Directive:
Among the lines of this listing, determine how many contain the string "изысканий". Answer with the number only.

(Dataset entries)

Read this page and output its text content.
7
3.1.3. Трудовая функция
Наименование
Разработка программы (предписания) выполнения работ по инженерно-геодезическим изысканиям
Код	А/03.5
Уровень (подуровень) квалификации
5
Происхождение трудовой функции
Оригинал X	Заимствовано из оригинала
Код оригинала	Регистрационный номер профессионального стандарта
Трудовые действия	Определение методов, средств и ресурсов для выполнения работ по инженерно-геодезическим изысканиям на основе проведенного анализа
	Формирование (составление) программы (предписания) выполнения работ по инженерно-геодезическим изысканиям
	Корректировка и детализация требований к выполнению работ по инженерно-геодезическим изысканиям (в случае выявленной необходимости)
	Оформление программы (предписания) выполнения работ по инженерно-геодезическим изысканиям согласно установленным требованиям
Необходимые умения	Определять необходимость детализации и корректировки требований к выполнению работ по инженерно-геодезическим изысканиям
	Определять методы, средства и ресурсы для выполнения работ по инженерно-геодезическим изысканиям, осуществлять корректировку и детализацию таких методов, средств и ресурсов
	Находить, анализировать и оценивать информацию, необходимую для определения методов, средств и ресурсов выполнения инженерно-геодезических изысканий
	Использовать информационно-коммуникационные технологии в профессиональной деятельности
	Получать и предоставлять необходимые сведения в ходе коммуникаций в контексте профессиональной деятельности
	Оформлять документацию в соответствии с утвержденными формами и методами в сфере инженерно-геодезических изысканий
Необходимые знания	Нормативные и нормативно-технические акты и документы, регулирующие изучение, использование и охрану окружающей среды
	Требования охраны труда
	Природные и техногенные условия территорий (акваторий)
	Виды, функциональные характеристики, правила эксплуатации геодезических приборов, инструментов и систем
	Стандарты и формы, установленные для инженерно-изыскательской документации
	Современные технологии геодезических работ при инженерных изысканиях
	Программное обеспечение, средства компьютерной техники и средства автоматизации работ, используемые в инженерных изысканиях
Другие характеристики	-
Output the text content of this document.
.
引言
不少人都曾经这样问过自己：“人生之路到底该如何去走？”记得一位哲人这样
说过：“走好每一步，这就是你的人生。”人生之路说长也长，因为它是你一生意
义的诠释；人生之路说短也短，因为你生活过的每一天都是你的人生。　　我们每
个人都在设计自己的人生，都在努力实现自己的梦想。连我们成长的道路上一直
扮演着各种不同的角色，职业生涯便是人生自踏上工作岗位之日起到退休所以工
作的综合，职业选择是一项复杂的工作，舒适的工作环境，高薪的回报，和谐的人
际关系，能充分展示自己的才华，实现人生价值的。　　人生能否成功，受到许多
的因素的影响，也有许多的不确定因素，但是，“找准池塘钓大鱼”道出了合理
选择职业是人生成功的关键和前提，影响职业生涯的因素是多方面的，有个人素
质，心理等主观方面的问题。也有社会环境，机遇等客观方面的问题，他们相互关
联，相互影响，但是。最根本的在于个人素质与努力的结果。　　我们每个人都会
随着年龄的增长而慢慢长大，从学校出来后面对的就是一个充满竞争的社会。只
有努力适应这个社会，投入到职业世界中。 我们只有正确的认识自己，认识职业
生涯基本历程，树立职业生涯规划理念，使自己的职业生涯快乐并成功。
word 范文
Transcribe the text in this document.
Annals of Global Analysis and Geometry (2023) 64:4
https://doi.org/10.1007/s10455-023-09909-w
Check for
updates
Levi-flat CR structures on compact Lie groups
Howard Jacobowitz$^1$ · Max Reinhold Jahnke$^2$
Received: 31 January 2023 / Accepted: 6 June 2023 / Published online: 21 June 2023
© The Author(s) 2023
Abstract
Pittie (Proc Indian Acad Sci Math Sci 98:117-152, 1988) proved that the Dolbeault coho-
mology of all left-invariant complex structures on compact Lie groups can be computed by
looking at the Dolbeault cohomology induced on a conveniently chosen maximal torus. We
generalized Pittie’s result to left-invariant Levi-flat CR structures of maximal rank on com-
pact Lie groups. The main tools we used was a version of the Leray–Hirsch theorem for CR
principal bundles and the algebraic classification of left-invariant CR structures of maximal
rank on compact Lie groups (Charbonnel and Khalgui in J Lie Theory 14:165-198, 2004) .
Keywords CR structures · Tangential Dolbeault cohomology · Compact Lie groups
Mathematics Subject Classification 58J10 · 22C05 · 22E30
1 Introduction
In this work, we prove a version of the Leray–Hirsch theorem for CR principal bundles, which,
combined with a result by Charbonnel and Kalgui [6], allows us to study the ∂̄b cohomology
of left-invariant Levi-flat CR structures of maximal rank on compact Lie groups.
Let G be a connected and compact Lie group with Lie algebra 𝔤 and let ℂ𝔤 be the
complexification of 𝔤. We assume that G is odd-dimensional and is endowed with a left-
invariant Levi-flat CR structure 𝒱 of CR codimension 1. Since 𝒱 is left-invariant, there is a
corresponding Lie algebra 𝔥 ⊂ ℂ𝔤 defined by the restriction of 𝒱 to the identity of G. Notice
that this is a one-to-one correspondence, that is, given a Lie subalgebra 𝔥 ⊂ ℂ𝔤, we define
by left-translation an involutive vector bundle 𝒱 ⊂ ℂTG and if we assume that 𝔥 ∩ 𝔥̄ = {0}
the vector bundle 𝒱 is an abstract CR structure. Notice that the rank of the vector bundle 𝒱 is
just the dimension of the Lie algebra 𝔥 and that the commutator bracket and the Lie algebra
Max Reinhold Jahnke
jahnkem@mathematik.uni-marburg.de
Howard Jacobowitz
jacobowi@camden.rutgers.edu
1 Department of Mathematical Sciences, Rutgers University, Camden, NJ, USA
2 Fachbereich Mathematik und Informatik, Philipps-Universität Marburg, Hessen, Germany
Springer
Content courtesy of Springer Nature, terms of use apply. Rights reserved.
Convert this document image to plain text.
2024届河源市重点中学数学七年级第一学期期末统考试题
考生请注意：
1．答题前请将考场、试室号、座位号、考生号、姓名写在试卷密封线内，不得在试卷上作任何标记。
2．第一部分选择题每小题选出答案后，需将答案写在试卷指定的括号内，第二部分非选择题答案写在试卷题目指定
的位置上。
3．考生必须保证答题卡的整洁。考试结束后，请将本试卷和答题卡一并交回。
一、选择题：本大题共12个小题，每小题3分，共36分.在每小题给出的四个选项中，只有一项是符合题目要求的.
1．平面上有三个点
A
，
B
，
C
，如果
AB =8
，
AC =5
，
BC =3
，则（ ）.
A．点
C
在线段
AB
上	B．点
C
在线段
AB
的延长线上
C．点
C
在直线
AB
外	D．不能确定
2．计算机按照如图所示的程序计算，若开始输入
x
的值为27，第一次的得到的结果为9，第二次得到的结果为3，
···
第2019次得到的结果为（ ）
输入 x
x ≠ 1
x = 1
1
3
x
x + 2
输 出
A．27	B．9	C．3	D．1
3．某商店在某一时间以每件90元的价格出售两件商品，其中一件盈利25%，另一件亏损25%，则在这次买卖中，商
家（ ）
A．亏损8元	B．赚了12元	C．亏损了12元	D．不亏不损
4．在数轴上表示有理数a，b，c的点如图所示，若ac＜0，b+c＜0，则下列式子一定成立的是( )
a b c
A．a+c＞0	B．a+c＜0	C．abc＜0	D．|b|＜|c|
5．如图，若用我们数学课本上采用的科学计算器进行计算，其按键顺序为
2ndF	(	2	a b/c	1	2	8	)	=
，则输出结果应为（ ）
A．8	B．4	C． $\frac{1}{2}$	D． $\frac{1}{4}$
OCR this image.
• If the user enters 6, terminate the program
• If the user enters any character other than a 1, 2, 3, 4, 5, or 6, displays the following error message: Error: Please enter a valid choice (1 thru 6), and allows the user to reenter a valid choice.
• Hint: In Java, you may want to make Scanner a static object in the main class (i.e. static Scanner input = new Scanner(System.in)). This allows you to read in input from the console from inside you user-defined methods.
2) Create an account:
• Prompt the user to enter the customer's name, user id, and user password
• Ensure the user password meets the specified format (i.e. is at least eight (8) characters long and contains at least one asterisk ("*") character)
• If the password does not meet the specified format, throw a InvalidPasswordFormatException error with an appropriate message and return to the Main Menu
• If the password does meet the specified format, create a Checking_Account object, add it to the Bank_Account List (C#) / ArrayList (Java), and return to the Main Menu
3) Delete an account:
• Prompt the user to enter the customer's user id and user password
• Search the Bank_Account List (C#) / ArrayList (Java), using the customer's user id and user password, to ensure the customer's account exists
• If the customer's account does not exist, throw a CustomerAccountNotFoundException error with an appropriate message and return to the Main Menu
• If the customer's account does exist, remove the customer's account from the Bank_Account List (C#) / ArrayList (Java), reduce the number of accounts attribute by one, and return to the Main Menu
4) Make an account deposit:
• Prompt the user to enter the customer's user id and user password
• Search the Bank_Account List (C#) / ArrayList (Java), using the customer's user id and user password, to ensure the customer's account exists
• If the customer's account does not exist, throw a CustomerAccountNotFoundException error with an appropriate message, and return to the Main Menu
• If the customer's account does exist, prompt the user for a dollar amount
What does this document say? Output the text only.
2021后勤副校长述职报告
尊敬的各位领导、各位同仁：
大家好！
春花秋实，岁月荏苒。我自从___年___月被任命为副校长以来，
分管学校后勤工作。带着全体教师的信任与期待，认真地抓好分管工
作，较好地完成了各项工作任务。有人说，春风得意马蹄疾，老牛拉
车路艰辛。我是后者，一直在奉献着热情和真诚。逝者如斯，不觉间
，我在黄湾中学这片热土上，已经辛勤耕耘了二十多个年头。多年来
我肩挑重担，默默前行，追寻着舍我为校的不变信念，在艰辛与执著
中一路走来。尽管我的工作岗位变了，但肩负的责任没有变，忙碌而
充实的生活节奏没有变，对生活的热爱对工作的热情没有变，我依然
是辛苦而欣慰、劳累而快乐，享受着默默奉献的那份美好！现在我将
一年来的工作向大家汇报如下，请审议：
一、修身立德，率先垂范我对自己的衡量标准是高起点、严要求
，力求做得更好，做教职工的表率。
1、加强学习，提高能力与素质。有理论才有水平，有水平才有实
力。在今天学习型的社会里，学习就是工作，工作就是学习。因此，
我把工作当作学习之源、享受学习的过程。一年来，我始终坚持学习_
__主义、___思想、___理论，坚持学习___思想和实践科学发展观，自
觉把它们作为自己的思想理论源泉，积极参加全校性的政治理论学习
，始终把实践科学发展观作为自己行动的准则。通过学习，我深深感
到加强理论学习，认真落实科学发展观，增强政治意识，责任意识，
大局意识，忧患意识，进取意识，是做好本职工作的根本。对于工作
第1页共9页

Correct response:
2